Goal -
Below is a block of records; return all of them exactly, but without the images.

Figure record extracts

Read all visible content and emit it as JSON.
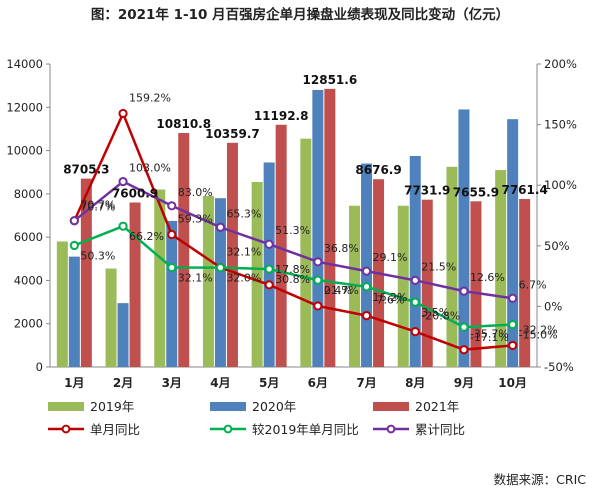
{
  "title": "图：2021年 1-10 月百强房企单月操盘业绩表现及同比变动（亿元）",
  "source_note": "数据来源：CRIC",
  "chart_data": {
    "type": "bar",
    "categories": [
      "1月",
      "2月",
      "3月",
      "4月",
      "5月",
      "6月",
      "7月",
      "8月",
      "9月",
      "10月"
    ],
    "ylim": [
      0,
      14000
    ],
    "y_ticks": [
      0,
      2000,
      4000,
      6000,
      8000,
      10000,
      12000,
      14000
    ],
    "y2lim": [
      -50,
      200
    ],
    "y2_ticks": [
      "-50%",
      "0%",
      "50%",
      "100%",
      "150%",
      "200%"
    ],
    "y2_tick_values": [
      -50,
      0,
      50,
      100,
      150,
      200
    ],
    "bar_series": [
      {
        "name": "2019年",
        "color": "#9bbb59",
        "values": [
          5800,
          4550,
          8200,
          7900,
          8550,
          10550,
          7450,
          7450,
          9250,
          9100
        ]
      },
      {
        "name": "2020年",
        "color": "#4f81bd",
        "values": [
          5100,
          2950,
          6750,
          7800,
          9450,
          12800,
          9400,
          9750,
          11900,
          11450
        ]
      },
      {
        "name": "2021年",
        "color": "#c0504d",
        "values": [
          8705.3,
          7600.9,
          10810.8,
          10359.7,
          11192.8,
          12851.6,
          8676.9,
          7731.9,
          7655.9,
          7761.4
        ]
      }
    ],
    "bar_labels_2021": [
      "8705.3",
      "7600.9",
      "10810.8",
      "10359.7",
      "11192.8",
      "12851.6",
      "8676.9",
      "7731.9",
      "7655.9",
      "7761.4"
    ],
    "line_series": [
      {
        "name": "单月同比",
        "color": "#c00000",
        "values": [
          70.7,
          159.2,
          59.3,
          32.1,
          17.8,
          0.4,
          -7.6,
          -20.8,
          -35.7,
          -32.2
        ],
        "labels": [
          "70.7%",
          "159.2%",
          "59.3%",
          "32.1%",
          "17.8%",
          "0.4%",
          "-7.6%",
          "-20.8%",
          "-35.7%",
          "-32.2%"
        ]
      },
      {
        "name": "较2019年单月同比",
        "color": "#00b050",
        "values": [
          50.3,
          66.2,
          32.1,
          32.0,
          30.8,
          21.7,
          16.2,
          3.5,
          -17.1,
          -15.0
        ],
        "labels": [
          "50.3%",
          "66.2%",
          "32.1%",
          "32.0%",
          "30.8%",
          "21.7%",
          "16.2%",
          "3.5%",
          "-17.1%",
          "-15.0%"
        ]
      },
      {
        "name": "累计同比",
        "color": "#7030a0",
        "values": [
          70.7,
          103.0,
          83.0,
          65.3,
          51.3,
          36.8,
          29.1,
          21.5,
          12.6,
          6.7
        ],
        "labels": [
          "70.7%",
          "103.0%",
          "83.0%",
          "65.3%",
          "51.3%",
          "36.8%",
          "29.1%",
          "21.5%",
          "12.6%",
          "6.7%"
        ]
      }
    ],
    "legend": [
      "2019年",
      "2020年",
      "2021年",
      "单月同比",
      "较2019年单月同比",
      "累计同比"
    ],
    "legend_position": "bottom",
    "grid": false
  }
}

Output for this task -
Read all visible content and emit it as JSON.
{
  "title": "图：2021年 1-10 月百强房企单月操盘业绩表现及同比变动（亿元）",
  "source_note": "数据来源：CRIC",
  "chart_data": {
    "type": "bar",
    "categories": [
      "1月",
      "2月",
      "3月",
      "4月",
      "5月",
      "6月",
      "7月",
      "8月",
      "9月",
      "10月"
    ],
    "ylim": [
      0,
      14000
    ],
    "y_ticks": [
      0,
      2000,
      4000,
      6000,
      8000,
      10000,
      12000,
      14000
    ],
    "y2lim": [
      -50,
      200
    ],
    "y2_ticks": [
      "-50%",
      "0%",
      "50%",
      "100%",
      "150%",
      "200%"
    ],
    "y2_tick_values": [
      -50,
      0,
      50,
      100,
      150,
      200
    ],
    "bar_series": [
      {
        "name": "2019年",
        "color": "#9bbb59",
        "values": [
          5800,
          4550,
          8200,
          7900,
          8550,
          10550,
          7450,
          7450,
          9250,
          9100
        ]
      },
      {
        "name": "2020年",
        "color": "#4f81bd",
        "values": [
          5100,
          2950,
          6750,
          7800,
          9450,
          12800,
          9400,
          9750,
          11900,
          11450
        ]
      },
      {
        "name": "2021年",
        "color": "#c0504d",
        "values": [
          8705.3,
          7600.9,
          10810.8,
          10359.7,
          11192.8,
          12851.6,
          8676.9,
          7731.9,
          7655.9,
          7761.4
        ]
      }
    ],
    "bar_labels_2021": [
      "8705.3",
      "7600.9",
      "10810.8",
      "10359.7",
      "11192.8",
      "12851.6",
      "8676.9",
      "7731.9",
      "7655.9",
      "7761.4"
    ],
    "line_series": [
      {
        "name": "单月同比",
        "color": "#c00000",
        "values": [
          70.7,
          159.2,
          59.3,
          32.1,
          17.8,
          0.4,
          -7.6,
          -20.8,
          -35.7,
          -32.2
        ],
        "labels": [
          "70.7%",
          "159.2%",
          "59.3%",
          "32.1%",
          "17.8%",
          "0.4%",
          "-7.6%",
          "-20.8%",
          "-35.7%",
          "-32.2%"
        ]
      },
      {
        "name": "较2019年单月同比",
        "color": "#00b050",
        "values": [
          50.3,
          66.2,
          32.1,
          32.0,
          30.8,
          21.7,
          16.2,
          3.5,
          -17.1,
          -15.0
        ],
        "labels": [
          "50.3%",
          "66.2%",
          "32.1%",
          "32.0%",
          "30.8%",
          "21.7%",
          "16.2%",
          "3.5%",
          "-17.1%",
          "-15.0%"
        ]
      },
      {
        "name": "累计同比",
        "color": "#7030a0",
        "values": [
          70.7,
          103.0,
          83.0,
          65.3,
          51.3,
          36.8,
          29.1,
          21.5,
          12.6,
          6.7
        ],
        "labels": [
          "70.7%",
          "103.0%",
          "83.0%",
          "65.3%",
          "51.3%",
          "36.8%",
          "29.1%",
          "21.5%",
          "12.6%",
          "6.7%"
        ]
      }
    ],
    "legend": [
      "2019年",
      "2020年",
      "2021年",
      "单月同比",
      "较2019年单月同比",
      "累计同比"
    ],
    "legend_position": "bottom",
    "grid": false
  }
}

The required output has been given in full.